> [Problem to solve]
Everything in the listing except the pictures should be written out exactly.

> [Information provided]
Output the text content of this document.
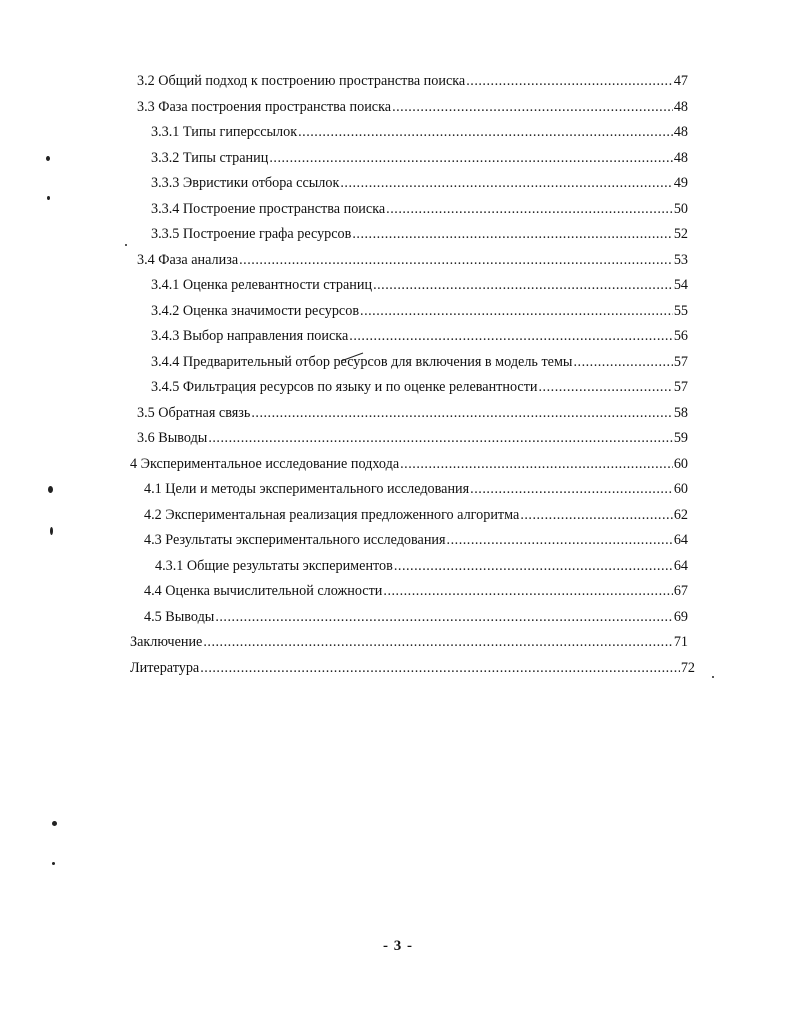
3.2 Общий подход к построению пространства поиска .....	47
3.3 Фаза построения пространства поиска .....	48
3.3.1 Типы гиперссылок .....	48
3.3.2 Типы страниц .....	48
3.3.3 Эвристики отбора ссылок .....	49
3.3.4 Построение пространства поиска .....	50
3.3.5 Построение графа ресурсов .....	52
3.4 Фаза анализа .....	53
3.4.1 Оценка релевантности страниц .....	54
3.4.2 Оценка значимости ресурсов .....	55
3.4.3 Выбор направления поиска .....	56
3.4.4 Предварительный отбор ресурсов для включения в модель темы .....	57
3.4.5 Фильтрация ресурсов по языку и по оценке релевантности .....	57
3.5 Обратная связь .....	58
3.6 Выводы .....	59
4 Экспериментальное исследование подхода .....	60
4.1 Цели и методы экспериментального исследования .....	60
4.2 Экспериментальная реализация предложенного алгоритма .....	62
4.3 Результаты экспериментального исследования .....	64
4.3.1 Общие результаты экспериментов .....	64
4.4 Оценка вычислительной сложности .....	67
4.5 Выводы .....	69
Заключение .....	71
Литература .....	72
- 3 -
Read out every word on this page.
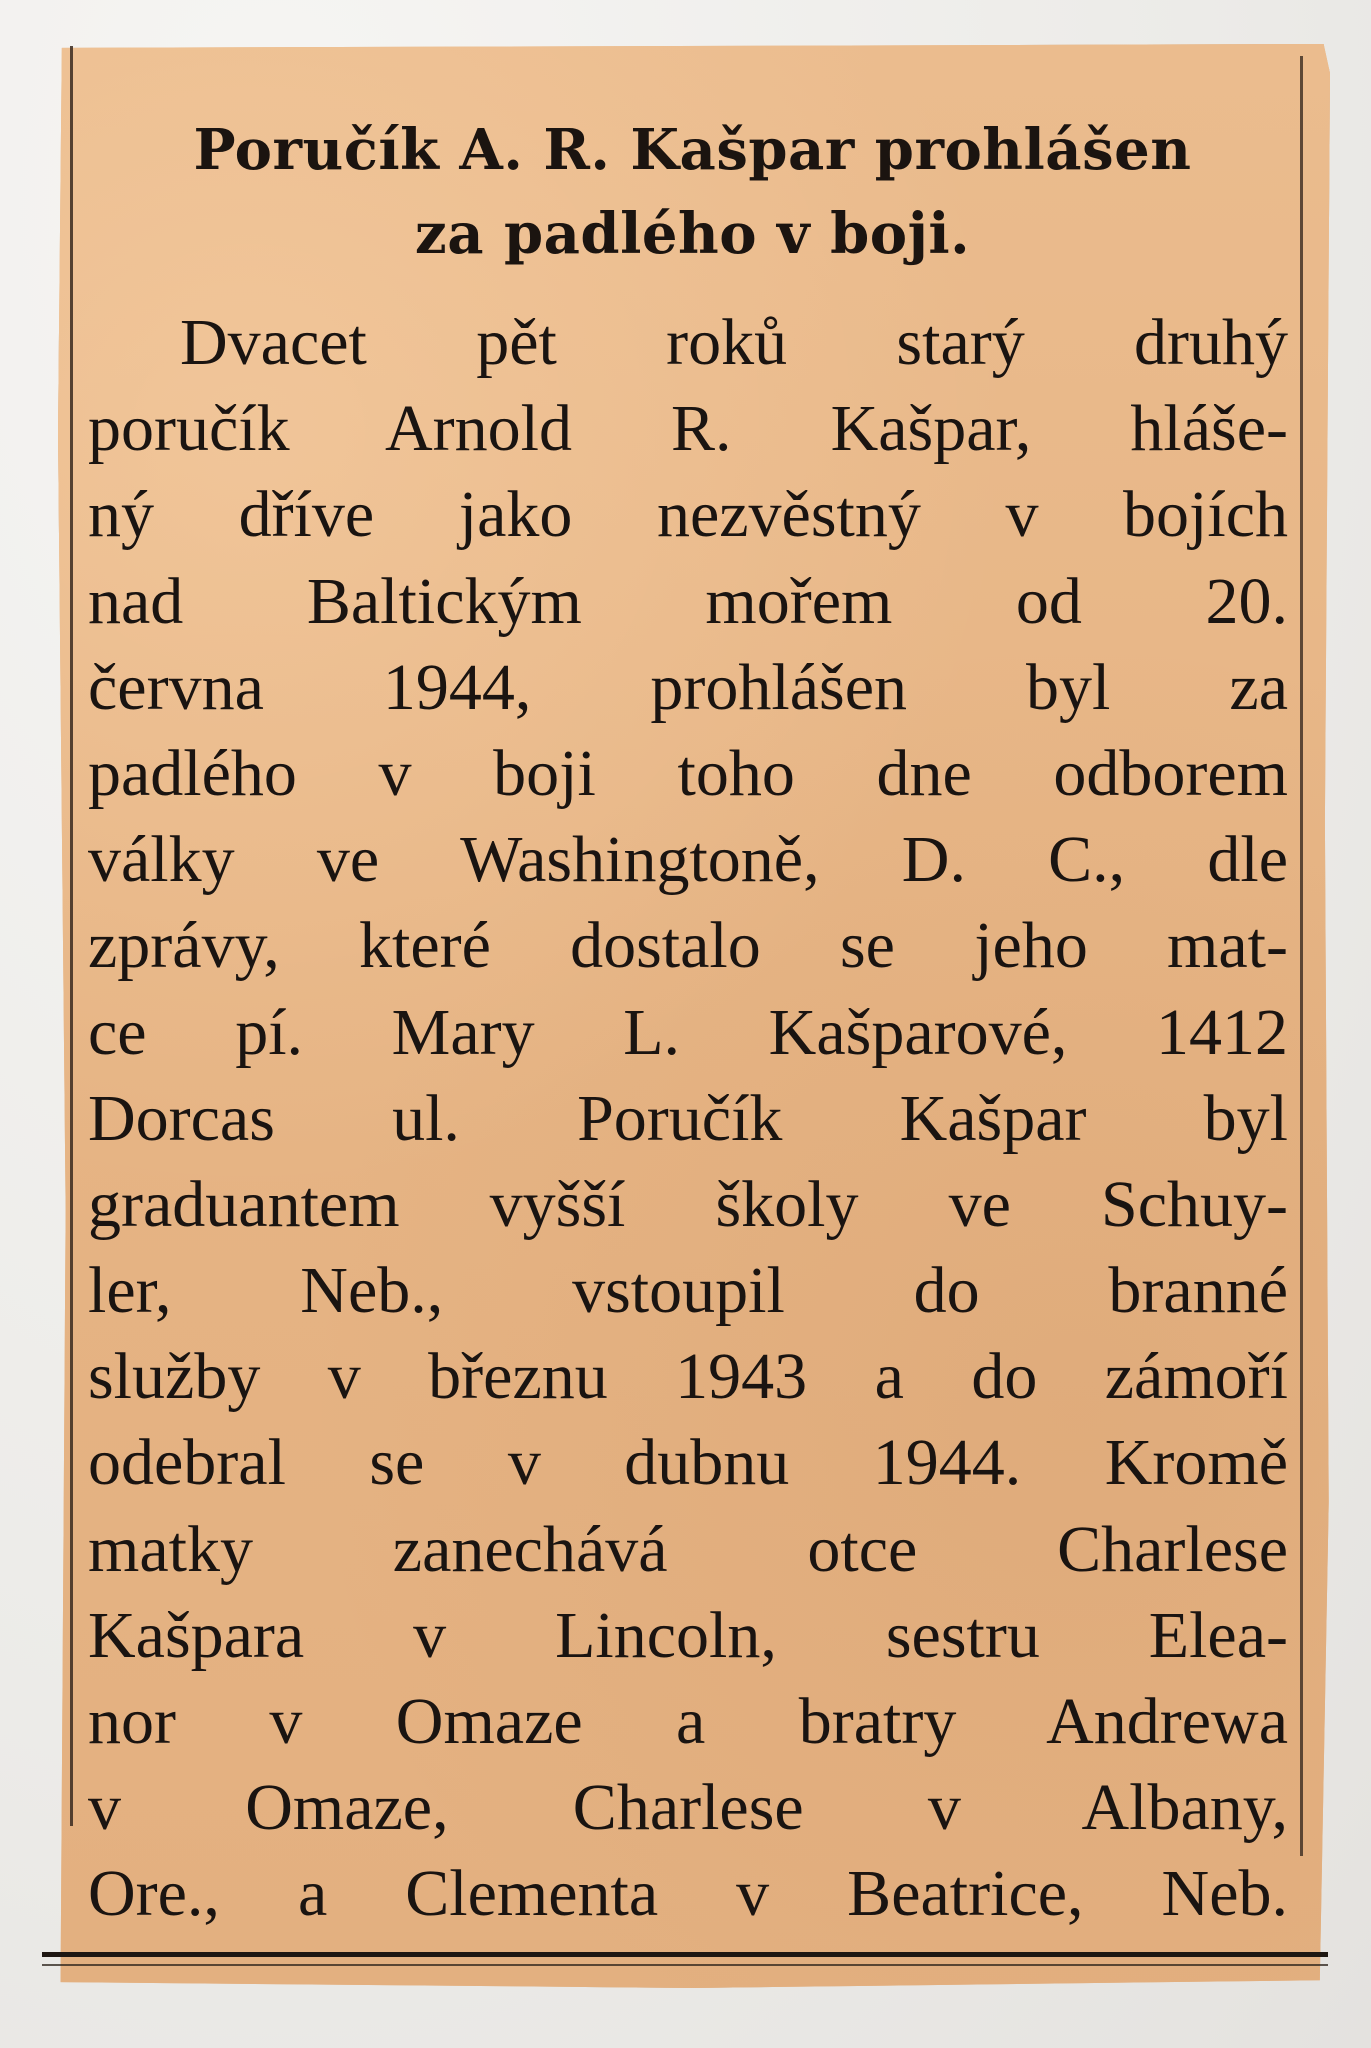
Poručík A. R. Kašpar prohlášen
za padlého v boji.
Dvacet pět roků starý druhý
poručík Arnold R. Kašpar, hláše-
ný dříve jako nezvěstný v bojích
nad Baltickým mořem od 20.
června 1944, prohlášen byl za
padlého v boji toho dne odborem
války ve Washingtoně, D. C., dle
zprávy, které dostalo se jeho mat-
ce pí. Mary L. Kašparové, 1412
Dorcas ul. Poručík Kašpar byl
graduantem vyšší školy ve Schuy-
ler, Neb., vstoupil do branné
služby v březnu 1943 a do zámoří
odebral se v dubnu 1944. Kromě
matky zanechává otce Charlese
Kašpara v Lincoln, sestru Elea-
nor v Omaze a bratry Andrewa
v Omaze, Charlese v Albany,
Ore., a Clementa v Beatrice, Neb.
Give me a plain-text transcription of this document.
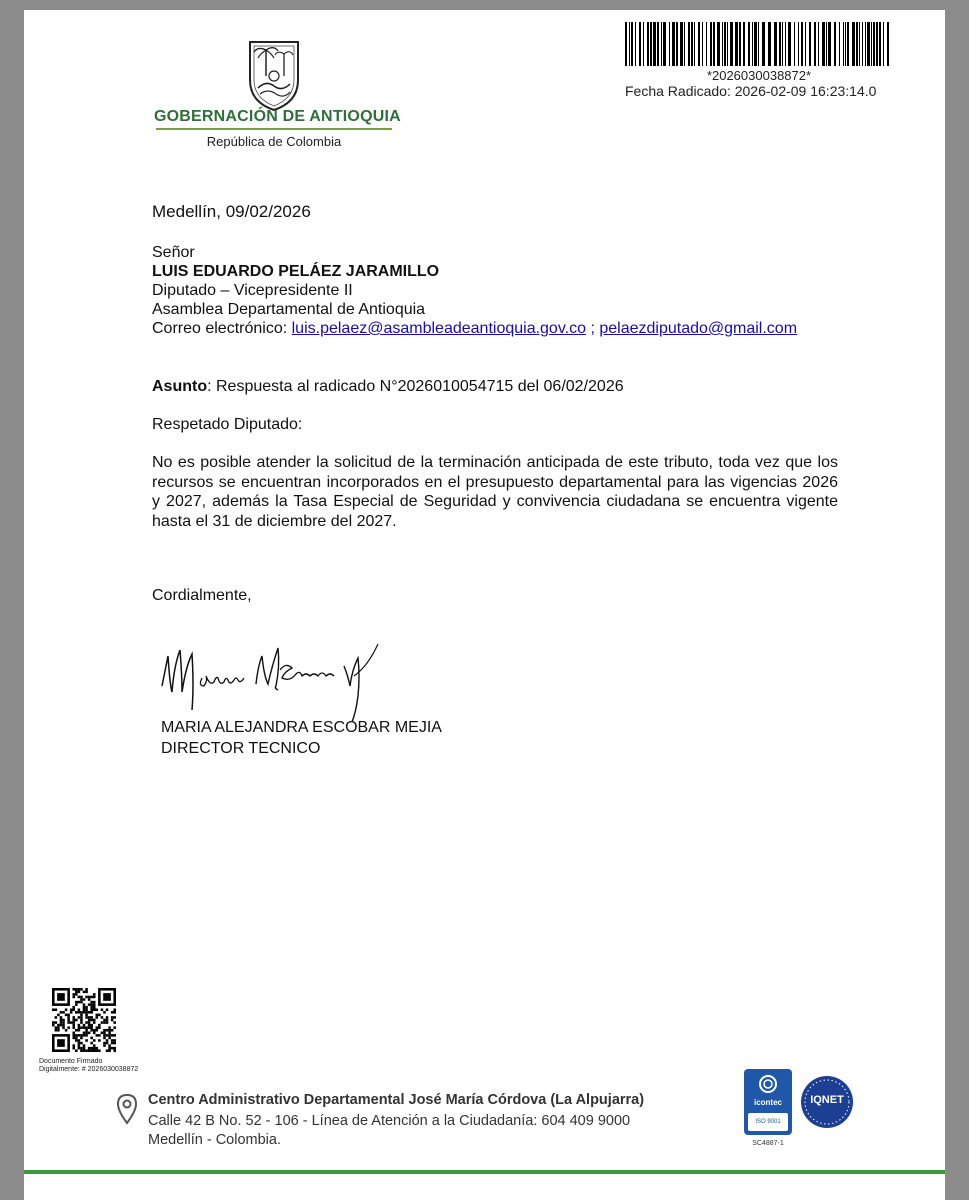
GOBERNACIÓN DE ANTIOQUIA
República de Colombia
*2026030038872*
Fecha Radicado: 2026-02-09 16:23:14.0
Medellín, 09/02/2026
Señor
LUIS EDUARDO PELÁEZ JARAMILLO
Diputado – Vicepresidente II
Asamblea Departamental de Antioquia
Correo electrónico: luis.pelaez@asambleadeantioquia.gov.co ; pelaezdiputado@gmail.com
Asunto: Respuesta al radicado N°2026010054715 del 06/02/2026
Respetado Diputado:
No es posible atender la solicitud de la terminación anticipada de este tributo, toda vez que los recursos se encuentran incorporados en el presupuesto departamental para las vigencias 2026 y 2027, además la Tasa Especial de Seguridad y convivencia ciudadana se encuentra vigente hasta el 31 de diciembre del 2027.
Cordialmente,
MARIA ALEJANDRA ESCOBAR MEJIA
DIRECTOR TECNICO
Documento Firmado
Digitalmente: # 2026030038872
Centro Administrativo Departamental José María Córdova (La Alpujarra)
Calle 42 B No. 52 - 106 - Línea de Atención a la Ciudadanía: 604 409 9000
Medellín - Colombia.
icontec
ISO 9001
SC4887-1
IQNET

> [Reply]
Output the text content of this document.
3.2 Общий подход к построению пространства поиска .....	47
3.3 Фаза построения пространства поиска .....	48
3.3.1 Типы гиперссылок .....	48
3.3.2 Типы страниц .....	48
3.3.3 Эвристики отбора ссылок .....	49
3.3.4 Построение пространства поиска .....	50
3.3.5 Построение графа ресурсов .....	52
3.4 Фаза анализа .....	53
3.4.1 Оценка релевантности страниц .....	54
3.4.2 Оценка значимости ресурсов .....	55
3.4.3 Выбор направления поиска .....	56
3.4.4 Предварительный отбор ресурсов для включения в модель темы .....	57
3.4.5 Фильтрация ресурсов по языку и по оценке релевантности .....	57
3.5 Обратная связь .....	58
3.6 Выводы .....	59
4 Экспериментальное исследование подхода .....	60
4.1 Цели и методы экспериментального исследования .....	60
4.2 Экспериментальная реализация предложенного алгоритма .....	62
4.3 Результаты экспериментального исследования .....	64
4.3.1 Общие результаты экспериментов .....	64
4.4 Оценка вычислительной сложности .....	67
4.5 Выводы .....	69
Заключение .....	71
Литература .....	72
- 3 -
Read out every word on this page.
Poručík A. R. Kašpar prohlášen
za padlého v boji.
Dvacet pět roků starý druhý
poručík Arnold R. Kašpar, hláše-
ný dříve jako nezvěstný v bojích
nad Baltickým mořem od 20.
června 1944, prohlášen byl za
padlého v boji toho dne odborem
války ve Washingtoně, D. C., dle
zprávy, které dostalo se jeho mat-
ce pí. Mary L. Kašparové, 1412
Dorcas ul. Poručík Kašpar byl
graduantem vyšší školy ve Schuy-
ler, Neb., vstoupil do branné
služby v březnu 1943 a do zámoří
odebral se v dubnu 1944. Kromě
matky zanechává otce Charlese
Kašpara v Lincoln, sestru Elea-
nor v Omaze a bratry Andrewa
v Omaze, Charlese v Albany,
Ore., a Clementa v Beatrice, Neb.
Give me a plain-text transcription of this document.
GOBERNACIÓN DE ANTIOQUIA
República de Colombia
*2026030038872*
Fecha Radicado: 2026-02-09 16:23:14.0
Medellín, 09/02/2026
Señor
LUIS EDUARDO PELÁEZ JARAMILLO
Diputado – Vicepresidente II
Asamblea Departamental de Antioquia
Correo electrónico: luis.pelaez@asambleadeantioquia.gov.co ; pelaezdiputado@gmail.com
Asunto: Respuesta al radicado N°2026010054715 del 06/02/2026
Respetado Diputado:
No es posible atender la solicitud de la terminación anticipada de este tributo, toda vez que los recursos se encuentran incorporados en el presupuesto departamental para las vigencias 2026 y 2027, además la Tasa Especial de Seguridad y convivencia ciudadana se encuentra vigente hasta el 31 de diciembre del 2027.
Cordialmente,
MARIA ALEJANDRA ESCOBAR MEJIA
DIRECTOR TECNICO
Documento Firmado
Digitalmente: # 2026030038872
Centro Administrativo Departamental José María Córdova (La Alpujarra)
Calle 42 B No. 52 - 106 - Línea de Atención a la Ciudadanía: 604 409 9000
Medellín - Colombia.
icontec
ISO 9001
SC4887-1
IQNET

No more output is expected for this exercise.